Given task: Go through the listing and pick out each line with the word "grid" in it.

+++ Supplied records +++

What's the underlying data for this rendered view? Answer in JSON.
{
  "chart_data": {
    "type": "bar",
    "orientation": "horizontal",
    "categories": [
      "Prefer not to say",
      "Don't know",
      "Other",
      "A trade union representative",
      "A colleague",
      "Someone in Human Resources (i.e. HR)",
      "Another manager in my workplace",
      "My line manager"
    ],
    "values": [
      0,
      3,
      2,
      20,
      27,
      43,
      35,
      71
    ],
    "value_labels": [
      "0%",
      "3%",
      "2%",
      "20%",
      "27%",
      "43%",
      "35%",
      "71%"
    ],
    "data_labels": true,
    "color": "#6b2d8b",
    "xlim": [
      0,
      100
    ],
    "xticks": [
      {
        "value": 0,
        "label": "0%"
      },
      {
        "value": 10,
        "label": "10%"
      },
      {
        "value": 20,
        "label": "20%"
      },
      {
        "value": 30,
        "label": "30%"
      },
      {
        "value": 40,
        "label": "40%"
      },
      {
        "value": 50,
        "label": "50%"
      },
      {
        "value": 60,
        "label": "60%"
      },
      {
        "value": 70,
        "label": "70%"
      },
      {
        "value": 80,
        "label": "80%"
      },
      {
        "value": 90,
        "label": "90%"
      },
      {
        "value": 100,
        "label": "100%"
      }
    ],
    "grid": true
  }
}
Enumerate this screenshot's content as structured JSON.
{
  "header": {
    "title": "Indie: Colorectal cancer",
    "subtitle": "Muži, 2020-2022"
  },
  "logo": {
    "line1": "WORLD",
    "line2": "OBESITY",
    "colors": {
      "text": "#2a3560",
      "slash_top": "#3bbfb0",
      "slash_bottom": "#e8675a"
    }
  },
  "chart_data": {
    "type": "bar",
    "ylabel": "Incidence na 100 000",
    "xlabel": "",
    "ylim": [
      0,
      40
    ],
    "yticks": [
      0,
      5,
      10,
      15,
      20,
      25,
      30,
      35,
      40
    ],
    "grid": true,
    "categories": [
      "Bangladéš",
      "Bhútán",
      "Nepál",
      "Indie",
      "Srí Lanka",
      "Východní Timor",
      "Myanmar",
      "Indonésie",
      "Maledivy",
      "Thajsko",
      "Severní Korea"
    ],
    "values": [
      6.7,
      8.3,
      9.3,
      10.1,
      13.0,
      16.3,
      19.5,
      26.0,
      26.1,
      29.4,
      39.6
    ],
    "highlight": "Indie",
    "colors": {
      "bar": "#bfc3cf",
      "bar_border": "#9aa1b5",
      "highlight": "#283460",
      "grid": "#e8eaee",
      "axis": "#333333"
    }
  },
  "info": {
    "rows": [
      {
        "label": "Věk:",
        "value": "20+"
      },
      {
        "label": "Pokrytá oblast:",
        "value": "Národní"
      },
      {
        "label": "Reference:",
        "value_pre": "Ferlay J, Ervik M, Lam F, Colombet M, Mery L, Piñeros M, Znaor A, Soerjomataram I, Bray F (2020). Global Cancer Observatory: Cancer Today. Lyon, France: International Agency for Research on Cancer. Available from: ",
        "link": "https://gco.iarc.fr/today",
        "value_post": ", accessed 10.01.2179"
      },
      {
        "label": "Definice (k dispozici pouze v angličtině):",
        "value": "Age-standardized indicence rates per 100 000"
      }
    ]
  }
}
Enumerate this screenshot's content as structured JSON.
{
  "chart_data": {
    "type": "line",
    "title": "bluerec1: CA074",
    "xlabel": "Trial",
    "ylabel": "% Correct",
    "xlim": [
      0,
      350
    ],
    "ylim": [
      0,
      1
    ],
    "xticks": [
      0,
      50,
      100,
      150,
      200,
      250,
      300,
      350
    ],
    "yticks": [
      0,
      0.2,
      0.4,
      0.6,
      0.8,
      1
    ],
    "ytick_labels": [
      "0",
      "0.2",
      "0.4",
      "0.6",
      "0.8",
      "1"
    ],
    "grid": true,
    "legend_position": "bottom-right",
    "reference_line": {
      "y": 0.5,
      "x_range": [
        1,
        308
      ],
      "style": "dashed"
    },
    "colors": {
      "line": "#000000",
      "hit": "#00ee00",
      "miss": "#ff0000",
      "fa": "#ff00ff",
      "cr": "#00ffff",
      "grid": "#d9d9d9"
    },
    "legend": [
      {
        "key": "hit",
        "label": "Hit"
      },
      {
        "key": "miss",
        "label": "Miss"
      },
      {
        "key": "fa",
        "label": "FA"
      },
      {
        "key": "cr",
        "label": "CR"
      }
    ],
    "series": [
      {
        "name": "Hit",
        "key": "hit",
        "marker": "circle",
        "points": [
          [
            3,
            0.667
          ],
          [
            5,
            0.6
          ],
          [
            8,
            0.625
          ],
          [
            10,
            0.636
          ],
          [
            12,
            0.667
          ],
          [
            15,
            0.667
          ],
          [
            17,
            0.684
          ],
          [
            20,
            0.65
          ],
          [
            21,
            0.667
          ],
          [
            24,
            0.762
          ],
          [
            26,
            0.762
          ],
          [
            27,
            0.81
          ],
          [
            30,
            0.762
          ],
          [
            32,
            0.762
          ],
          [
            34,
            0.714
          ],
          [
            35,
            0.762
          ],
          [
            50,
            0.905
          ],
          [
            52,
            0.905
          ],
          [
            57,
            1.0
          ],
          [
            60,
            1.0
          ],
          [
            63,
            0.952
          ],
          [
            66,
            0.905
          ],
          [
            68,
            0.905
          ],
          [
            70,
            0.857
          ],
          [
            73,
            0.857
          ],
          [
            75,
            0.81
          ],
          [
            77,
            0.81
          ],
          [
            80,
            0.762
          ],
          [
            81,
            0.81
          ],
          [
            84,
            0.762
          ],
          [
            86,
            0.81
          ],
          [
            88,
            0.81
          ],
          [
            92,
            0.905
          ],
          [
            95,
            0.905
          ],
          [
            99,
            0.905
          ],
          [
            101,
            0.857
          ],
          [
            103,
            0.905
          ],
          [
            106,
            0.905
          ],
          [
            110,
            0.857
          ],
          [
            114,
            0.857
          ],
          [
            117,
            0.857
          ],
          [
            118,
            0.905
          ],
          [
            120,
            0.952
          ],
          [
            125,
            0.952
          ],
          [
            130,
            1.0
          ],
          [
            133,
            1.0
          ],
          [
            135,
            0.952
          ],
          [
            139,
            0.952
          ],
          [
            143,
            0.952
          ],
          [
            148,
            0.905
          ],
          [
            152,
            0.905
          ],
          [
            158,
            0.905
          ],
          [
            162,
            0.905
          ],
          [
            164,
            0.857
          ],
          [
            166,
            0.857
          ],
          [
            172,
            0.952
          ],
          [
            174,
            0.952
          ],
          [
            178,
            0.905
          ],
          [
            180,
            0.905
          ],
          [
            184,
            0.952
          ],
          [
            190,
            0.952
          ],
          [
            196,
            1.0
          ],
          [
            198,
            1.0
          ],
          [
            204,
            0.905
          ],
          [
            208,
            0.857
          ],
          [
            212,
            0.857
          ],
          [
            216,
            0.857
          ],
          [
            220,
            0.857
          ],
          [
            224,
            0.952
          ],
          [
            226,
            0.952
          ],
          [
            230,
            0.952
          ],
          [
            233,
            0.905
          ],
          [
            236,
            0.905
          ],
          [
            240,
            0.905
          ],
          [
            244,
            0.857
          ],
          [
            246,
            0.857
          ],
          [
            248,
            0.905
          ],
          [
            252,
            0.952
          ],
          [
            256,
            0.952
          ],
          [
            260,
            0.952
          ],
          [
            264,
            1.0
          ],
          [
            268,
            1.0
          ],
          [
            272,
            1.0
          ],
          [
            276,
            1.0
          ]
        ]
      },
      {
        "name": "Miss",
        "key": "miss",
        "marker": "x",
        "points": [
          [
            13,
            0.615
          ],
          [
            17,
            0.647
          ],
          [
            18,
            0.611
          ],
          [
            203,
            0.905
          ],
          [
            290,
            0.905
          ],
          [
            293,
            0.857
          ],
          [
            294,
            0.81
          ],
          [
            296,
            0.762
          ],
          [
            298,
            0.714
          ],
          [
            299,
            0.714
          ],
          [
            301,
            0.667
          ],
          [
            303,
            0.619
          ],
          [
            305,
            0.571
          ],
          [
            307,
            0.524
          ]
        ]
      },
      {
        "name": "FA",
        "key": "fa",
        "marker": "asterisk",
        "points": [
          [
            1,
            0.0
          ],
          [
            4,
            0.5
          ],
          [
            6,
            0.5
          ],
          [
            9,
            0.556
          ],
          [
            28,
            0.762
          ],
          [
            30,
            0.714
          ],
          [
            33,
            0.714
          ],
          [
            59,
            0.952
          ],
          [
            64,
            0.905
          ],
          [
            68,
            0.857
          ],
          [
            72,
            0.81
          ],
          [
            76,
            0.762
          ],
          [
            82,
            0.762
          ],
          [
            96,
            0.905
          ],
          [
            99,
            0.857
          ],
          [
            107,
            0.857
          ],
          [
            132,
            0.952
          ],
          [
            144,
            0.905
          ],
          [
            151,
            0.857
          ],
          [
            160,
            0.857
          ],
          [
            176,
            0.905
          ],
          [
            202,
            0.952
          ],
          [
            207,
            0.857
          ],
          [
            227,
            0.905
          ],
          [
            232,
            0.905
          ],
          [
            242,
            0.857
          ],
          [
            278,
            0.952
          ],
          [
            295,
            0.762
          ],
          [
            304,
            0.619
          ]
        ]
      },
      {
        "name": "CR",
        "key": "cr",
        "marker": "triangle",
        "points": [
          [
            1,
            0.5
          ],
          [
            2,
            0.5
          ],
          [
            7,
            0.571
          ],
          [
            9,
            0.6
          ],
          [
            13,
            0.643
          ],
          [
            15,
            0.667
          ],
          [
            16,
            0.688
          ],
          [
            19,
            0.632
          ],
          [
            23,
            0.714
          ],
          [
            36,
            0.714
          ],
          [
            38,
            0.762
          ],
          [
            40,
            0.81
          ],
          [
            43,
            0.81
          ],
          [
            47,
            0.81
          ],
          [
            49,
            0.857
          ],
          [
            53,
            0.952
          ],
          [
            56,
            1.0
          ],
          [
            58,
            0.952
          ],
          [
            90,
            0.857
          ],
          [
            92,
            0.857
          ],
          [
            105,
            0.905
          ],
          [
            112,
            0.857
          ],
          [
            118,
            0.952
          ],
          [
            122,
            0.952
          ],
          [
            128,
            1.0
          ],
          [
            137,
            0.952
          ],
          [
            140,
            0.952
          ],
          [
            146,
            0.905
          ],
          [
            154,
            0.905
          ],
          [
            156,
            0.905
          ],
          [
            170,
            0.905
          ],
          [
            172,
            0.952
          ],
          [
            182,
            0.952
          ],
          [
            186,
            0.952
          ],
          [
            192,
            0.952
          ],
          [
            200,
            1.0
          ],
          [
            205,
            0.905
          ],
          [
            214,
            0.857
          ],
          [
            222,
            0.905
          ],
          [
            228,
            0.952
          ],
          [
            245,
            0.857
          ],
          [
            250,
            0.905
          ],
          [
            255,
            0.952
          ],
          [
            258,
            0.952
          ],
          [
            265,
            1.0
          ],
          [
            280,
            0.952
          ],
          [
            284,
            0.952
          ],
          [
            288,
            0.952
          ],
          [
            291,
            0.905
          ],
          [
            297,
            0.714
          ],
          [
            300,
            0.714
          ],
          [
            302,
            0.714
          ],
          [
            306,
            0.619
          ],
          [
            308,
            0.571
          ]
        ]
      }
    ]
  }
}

+++

Answer in full:
    "grid": true
    "grid": true,
      "grid": "#e8eaee",
    "grid": true,
      "grid": "#d9d9d9"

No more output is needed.